Exercise directions ▸
Reproduce each line bearing the word "What".

(Recorded data)
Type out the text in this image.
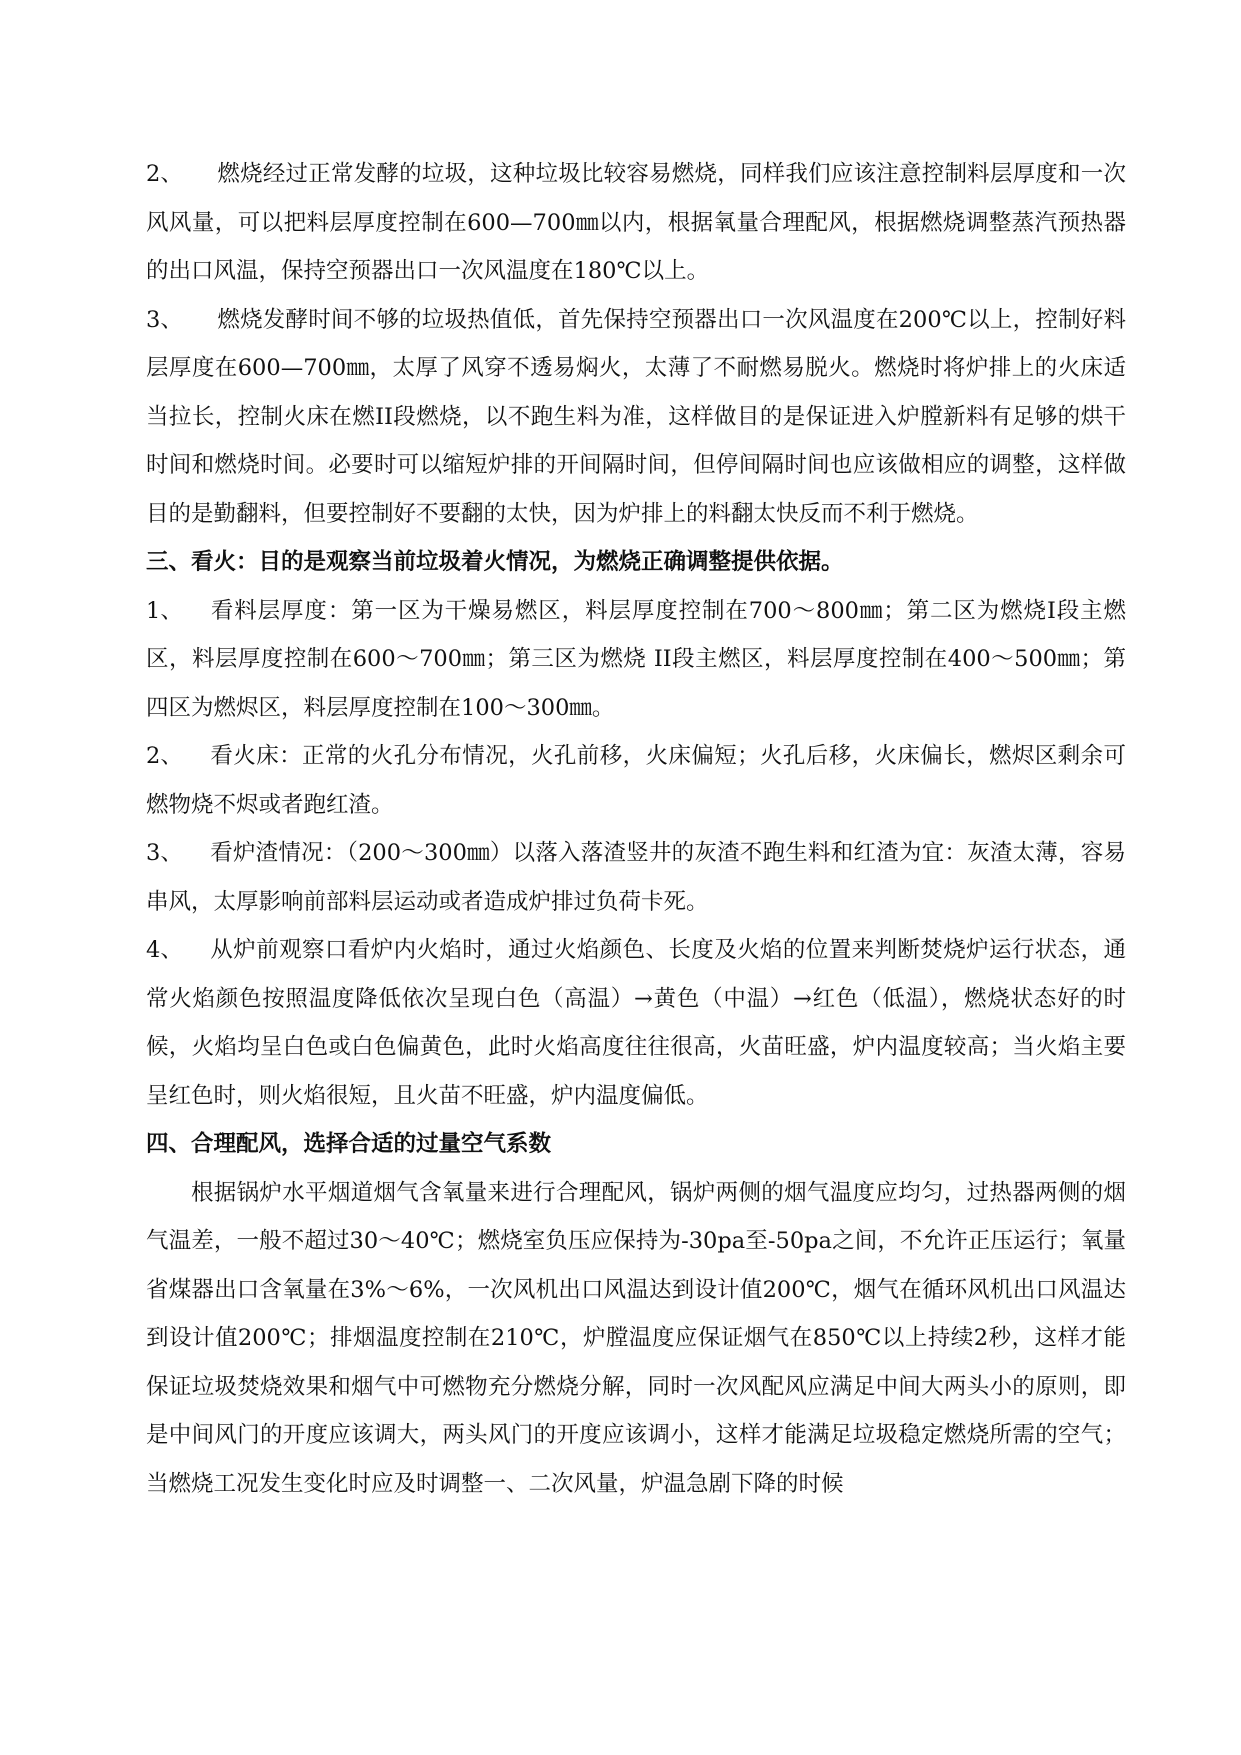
2、 燃烧经过正常发酵的垃圾，这种垃圾比较容易燃烧，同样我们应该注意控制料层厚度和一次风风量，可以把料层厚度控制在600—700㎜以内，根据氧量合理配风，根据燃烧调整蒸汽预热器的出口风温，保持空预器出口一次风温度在180℃以上。

3、 燃烧发酵时间不够的垃圾热值低，首先保持空预器出口一次风温度在200℃以上，控制好料层厚度在600—700㎜，太厚了风穿不透易焖火，太薄了不耐燃易脱火。燃烧时将炉排上的火床适当拉长，控制火床在燃II段燃烧，以不跑生料为准，这样做目的是保证进入炉膛新料有足够的烘干时间和燃烧时间。必要时可以缩短炉排的开间隔时间，但停间隔时间也应该做相应的调整，这样做目的是勤翻料，但要控制好不要翻的太快，因为炉排上的料翻太快反而不利于燃烧。

三、看火：目的是观察当前垃圾着火情况，为燃烧正确调整提供依据。

1、 看料层厚度：第一区为干燥易燃区，料层厚度控制在700～800㎜；第二区为燃烧I段主燃区，料层厚度控制在600～700㎜；第三区为燃烧 II段主燃区，料层厚度控制在400～500㎜；第四区为燃烬区，料层厚度控制在100～300㎜。

2、 看火床：正常的火孔分布情况，火孔前移，火床偏短；火孔后移，火床偏长，燃烬区剩余可燃物烧不烬或者跑红渣。

3、 看炉渣情况：（200～300㎜）以落入落渣竖井的灰渣不跑生料和红渣为宜：灰渣太薄，容易串风，太厚影响前部料层运动或者造成炉排过负荷卡死。

4、 从炉前观察口看炉内火焰时，通过火焰颜色、长度及火焰的位置来判断焚烧炉运行状态，通常火焰颜色按照温度降低依次呈现白色（高温）→黄色（中温）→红色（低温），燃烧状态好的时候，火焰均呈白色或白色偏黄色，此时火焰高度往往很高，火苗旺盛，炉内温度较高；当火焰主要呈红色时，则火焰很短，且火苗不旺盛，炉内温度偏低。

四、合理配风，选择合适的过量空气系数

根据锅炉水平烟道烟气含氧量来进行合理配风，锅炉两侧的烟气温度应均匀，过热器两侧的烟气温差，一般不超过30～40℃；燃烧室负压应保持为-30pa至-50pa之间，不允许正压运行；氧量省煤器出口含氧量在3%～6%，一次风机出口风温达到设计值200℃，烟气在循环风机出口风温达到设计值200℃；排烟温度控制在210℃，炉膛温度应保证烟气在850℃以上持续2秒，这样才能保证垃圾焚烧效果和烟气中可燃物充分燃烧分解，同时一次风配风应满足中间大两头小的原则，即是中间风门的开度应该调大，两头风门的开度应该调小，这样才能满足垃圾稳定燃烧所需的空气；当燃烧工况发生变化时应及时调整一、二次风量，炉温急剧下降的时候
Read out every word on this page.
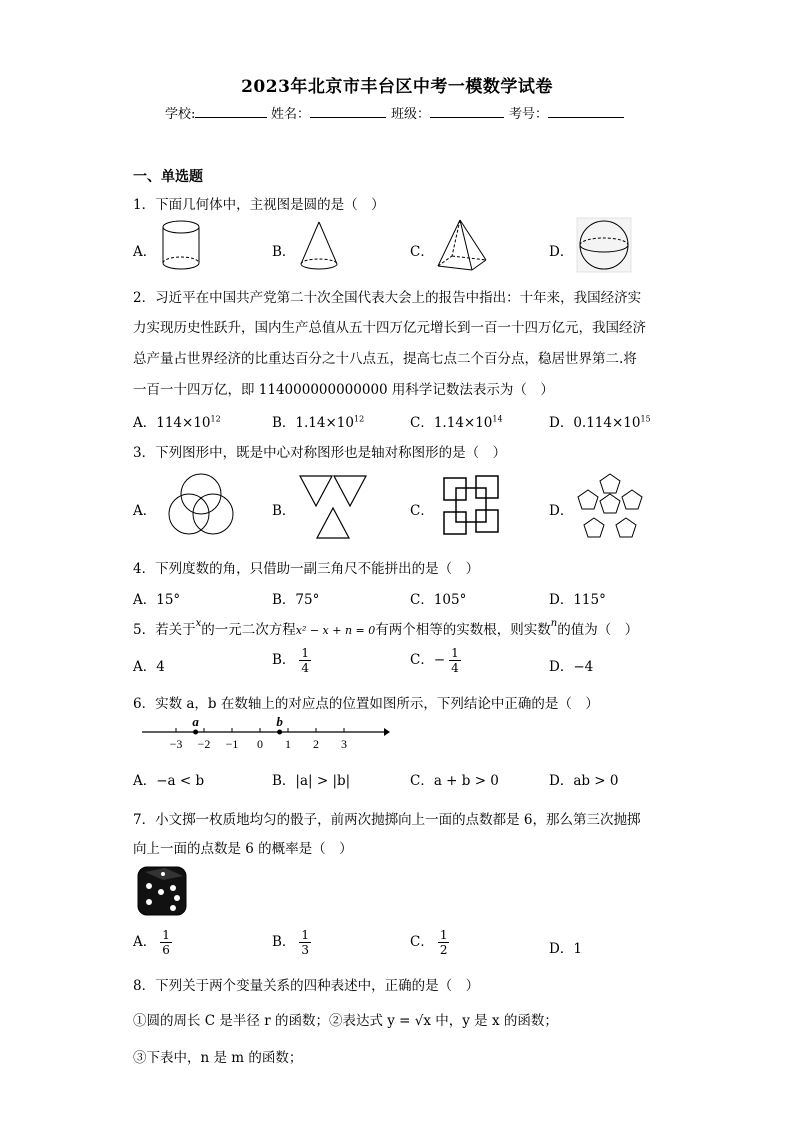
2023年北京市丰台区中考一模数学试卷
学校:	姓名：	班级：	考号：
一、单选题
1．下面几何体中，主视图是圆的是（　）
A．	B．	C．	D．
2．习近平在中国共产党第二十次全国代表大会上的报告中指出：十年来，我国经济实
力实现历史性跃升，国内生产总值从五十四万亿元增长到一百一十四万亿元，我国经济
总产量占世界经济的比重达百分之十八点五，提高七点二个百分点，稳居世界第二.将
一百一十四万亿，即 114000000000000 用科学记数法表示为（　）
A．$114\times 10^{12}$	B．$1.14\times 10^{12}$	C．$1.14\times 10^{14}$	D．$0.114\times 10^{15}$
3．下列图形中，既是中心对称图形也是轴对称图形的是（　）
A．	B．	C．	D．
4．下列度数的角，只借助一副三角尺不能拼出的是（　）
A．15°	B．75°	C．105°	D．115°
5．若关于$^x$的一元二次方程x² − x + n = 0有两个相等的实数根，则实数$^n$的值为（　）
A．4	B． $\frac{1}{4}$	C．− $\frac{1}{4}$	D．−4
6．实数 a，b 在数轴上的对应点的位置如图所示，下列结论中正确的是（　）
−3 −2 −1 0 1 2 3
a	b
A．−a < b	B．|a| > |b|	C．a + b > 0	D．ab > 0
7．小文掷一枚质地均匀的骰子，前两次抛掷向上一面的点数都是 6，那么第三次抛掷
向上一面的点数是 6 的概率是（　）
A． $\frac{1}{6}$	B． $\frac{1}{3}$	C． $\frac{1}{2}$	D．1
8．下列关于两个变量关系的四种表述中，正确的是（　）
①圆的周长 C 是半径 r 的函数；②表达式 y = √x 中，y 是 x 的函数；
③下表中，n 是 m 的函数；
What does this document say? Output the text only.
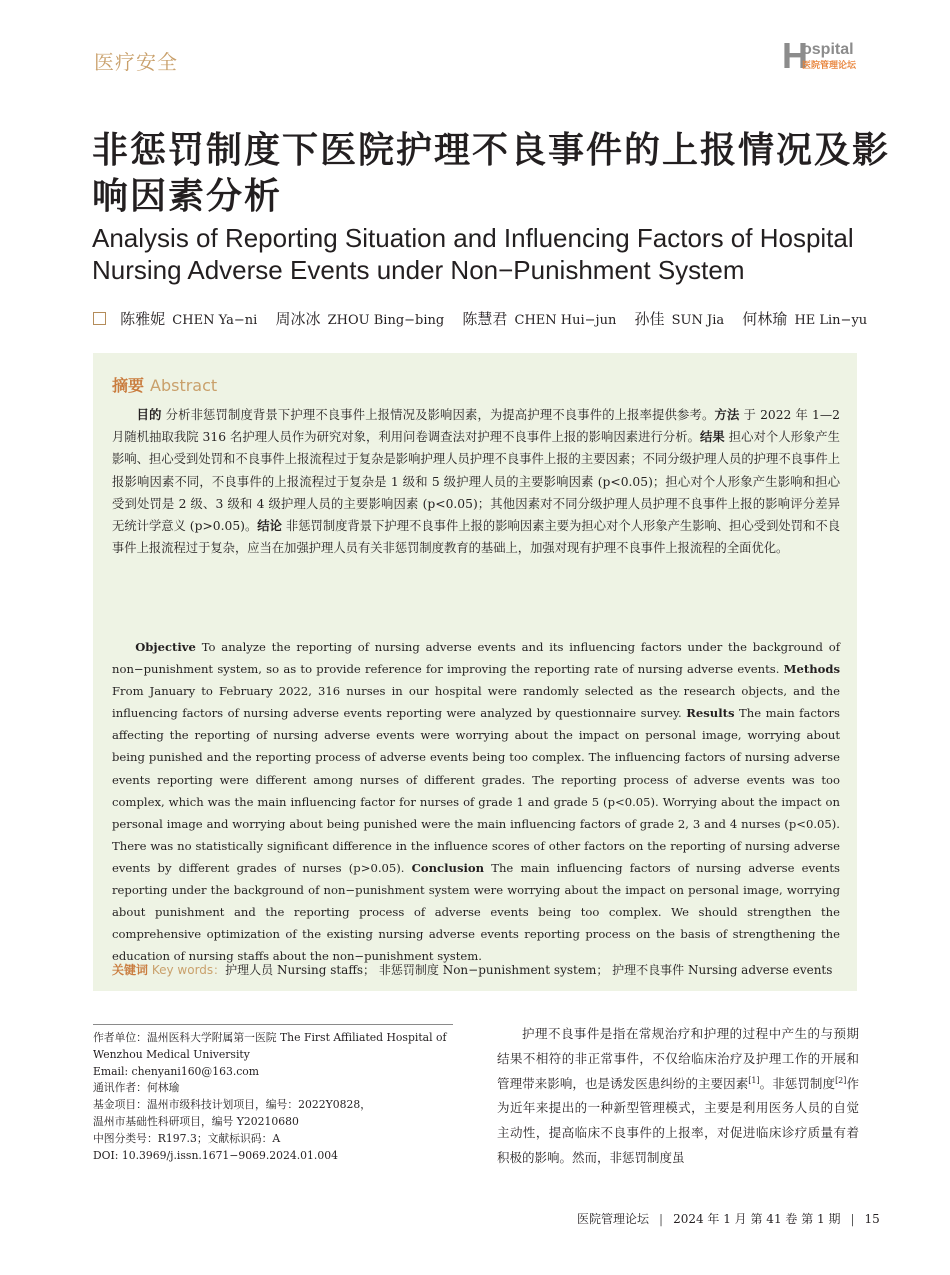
医疗安全	H
ospital
医院管理论坛
非惩罚制度下医院护理不良事件的上报情况及影响因素分析
Analysis of Reporting Situation and Influencing Factors of Hospital Nursing Adverse Events under Non−Punishment System
陈雅妮 CHEN Ya−ni 周冰冰 ZHOU Bing−bing 陈慧君 CHEN Hui−jun 孙佳 SUN Jia 何林瑜 HE Lin−yu
摘要 Abstract

目的 分析非惩罚制度背景下护理不良事件上报情况及影响因素，为提高护理不良事件的上报率提供参考。方法 于 2022 年 1—2 月随机抽取我院 316 名护理人员作为研究对象，利用问卷调查法对护理不良事件上报的影响因素进行分析。结果 担心对个人形象产生影响、担心受到处罚和不良事件上报流程过于复杂是影响护理人员护理不良事件上报的主要因素；不同分级护理人员的护理不良事件上报影响因素不同，不良事件的上报流程过于复杂是 1 级和 5 级护理人员的主要影响因素 (p<0.05)；担心对个人形象产生影响和担心受到处罚是 2 级、3 级和 4 级护理人员的主要影响因素 (p<0.05)；其他因素对不同分级护理人员护理不良事件上报的影响评分差异无统计学意义 (p>0.05)。结论 非惩罚制度背景下护理不良事件上报的影响因素主要为担心对个人形象产生影响、担心受到处罚和不良事件上报流程过于复杂，应当在加强护理人员有关非惩罚制度教育的基础上，加强对现有护理不良事件上报流程的全面优化。

Objective To analyze the reporting of nursing adverse events and its influencing factors under the background of non−punishment system, so as to provide reference for improving the reporting rate of nursing adverse events. Methods From January to February 2022, 316 nurses in our hospital were randomly selected as the research objects, and the influencing factors of nursing adverse events reporting were analyzed by questionnaire survey. Results The main factors affecting the reporting of nursing adverse events were worrying about the impact on personal image, worrying about being punished and the reporting process of adverse events being too complex. The influencing factors of nursing adverse events reporting were different among nurses of different grades. The reporting process of adverse events was too complex, which was the main influencing factor for nurses of grade 1 and grade 5 (p<0.05). Worrying about the impact on personal image and worrying about being punished were the main influencing factors of grade 2, 3 and 4 nurses (p<0.05). There was no statistically significant difference in the influence scores of other factors on the reporting of nursing adverse events by different grades of nurses (p>0.05). Conclusion The main influencing factors of nursing adverse events reporting under the background of non−punishment system were worrying about the impact on personal image, worrying about punishment and the reporting process of adverse events being too complex. We should strengthen the comprehensive optimization of the existing nursing adverse events reporting process on the basis of strengthening the education of nursing staffs about the non−punishment system.

关键词 Key words：护理人员 Nursing staffs； 非惩罚制度 Non−punishment system； 护理不良事件 Nursing adverse events
作者单位：温州医科大学附属第一医院 The First Affiliated Hospital of Wenzhou Medical University
Email: chenyani160@163.com
通讯作者：何林瑜
基金项目：温州市级科技计划项目，编号：2022Y0828，
温州市基础性科研项目，编号 Y20210680
中图分类号：R197.3；文献标识码：A
DOI: 10.3969/j.issn.1671−9069.2024.01.004

护理不良事件是指在常规治疗和护理的过程中产生的与预期结果不相符的非正常事件，不仅给临床治疗及护理工作的开展和管理带来影响，也是诱发医患纠纷的主要因素[1]。非惩罚制度[2]作为近年来提出的一种新型管理模式，主要是利用医务人员的自觉主动性，提高临床不良事件的上报率，对促进临床诊疗质量有着积极的影响。然而，非惩罚制度虽

医院管理论坛 | 2024 年 1 月 第 41 卷 第 1 期 | 15
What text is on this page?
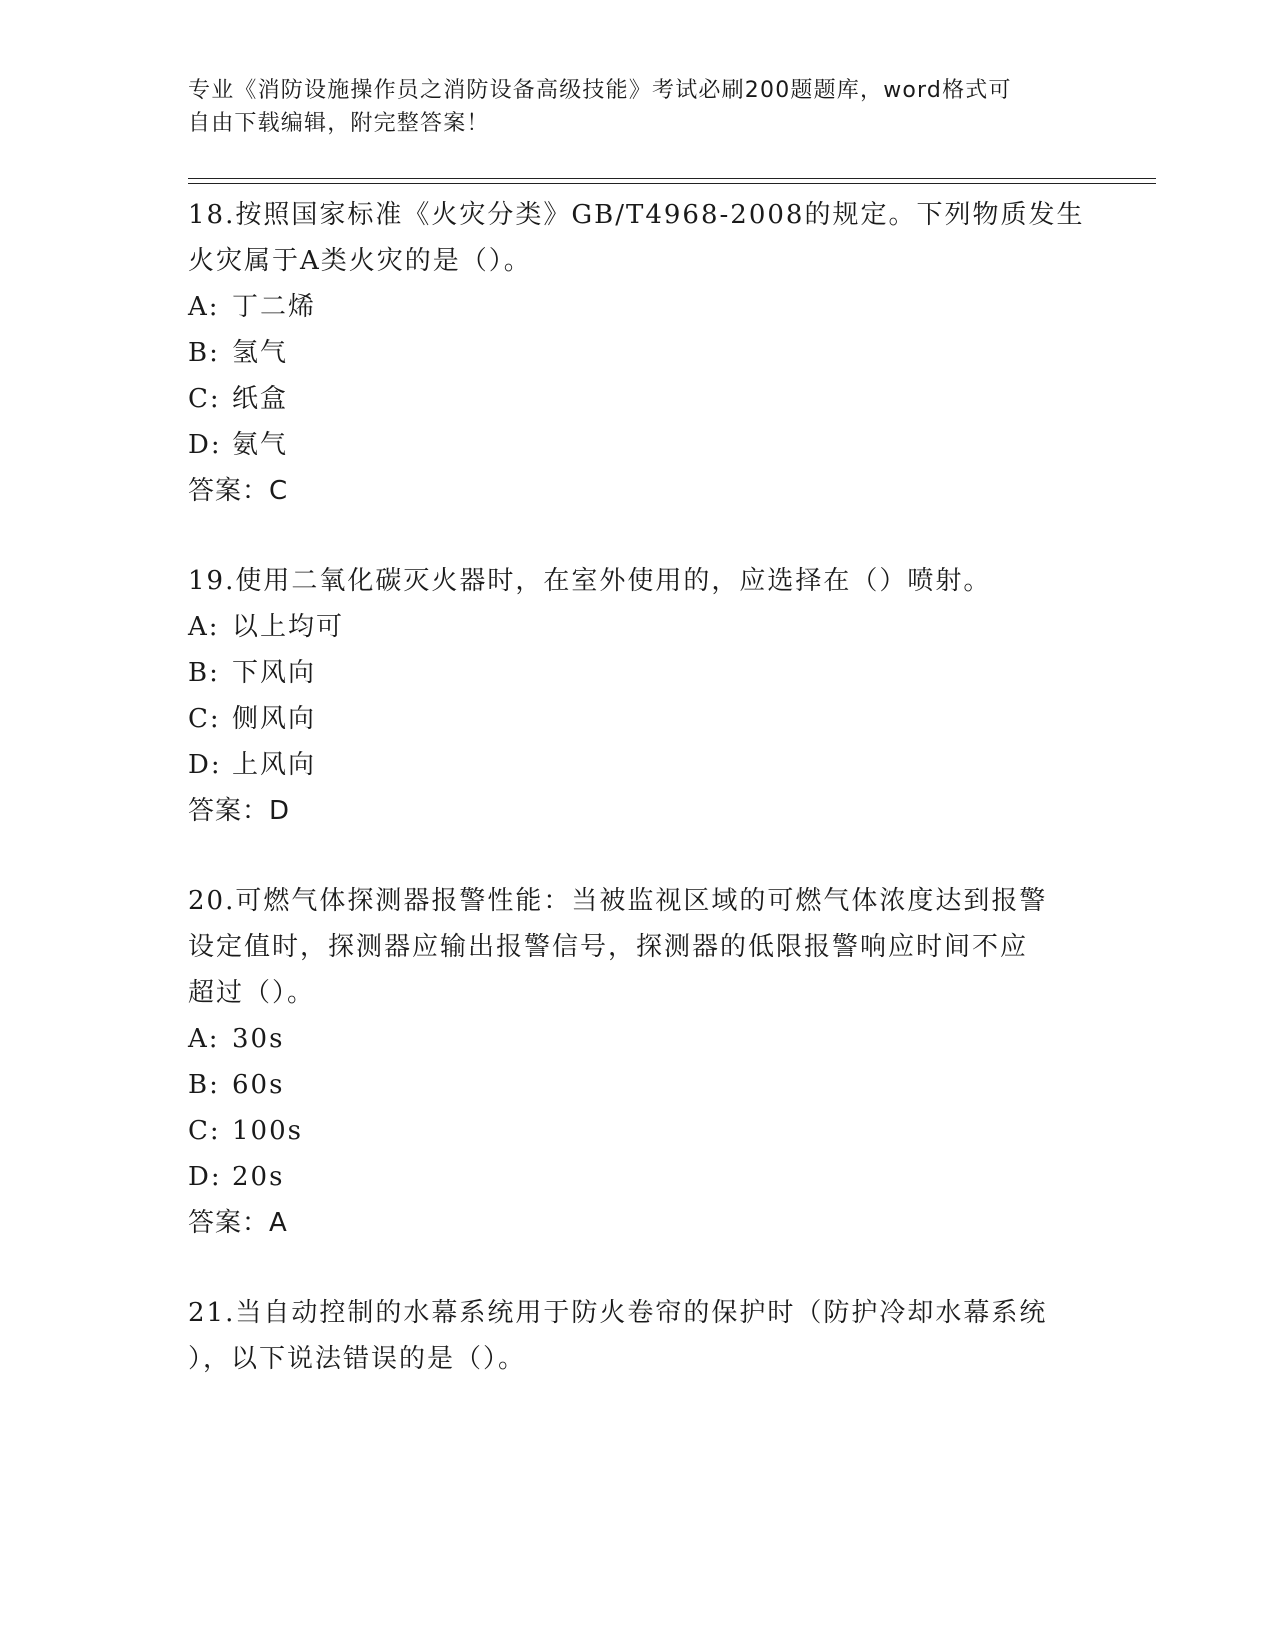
专业《消防设施操作员之消防设备高级技能》考试必刷200题题库，word格式可
自由下载编辑，附完整答案！
18.按照国家标准《火灾分类》GB/T4968-2008的规定。下列物质发生
火灾属于A类火灾的是（）。
A: 丁二烯
B: 氢气
C: 纸盒
D: 氨气
答案：C
19.使用二氧化碳灭火器时，在室外使用的，应选择在（）喷射。
A: 以上均可
B: 下风向
C: 侧风向
D: 上风向
答案：D
20.可燃气体探测器报警性能：当被监视区域的可燃气体浓度达到报警
设定值时，探测器应输出报警信号，探测器的低限报警响应时间不应
超过（）。
A: 30s
B: 60s
C: 100s
D: 20s
答案：A
21.当自动控制的水幕系统用于防火卷帘的保护时（防护冷却水幕系统
），以下说法错误的是（）。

Response below ▸
What does this document say? Output the text only.
What text is on this page?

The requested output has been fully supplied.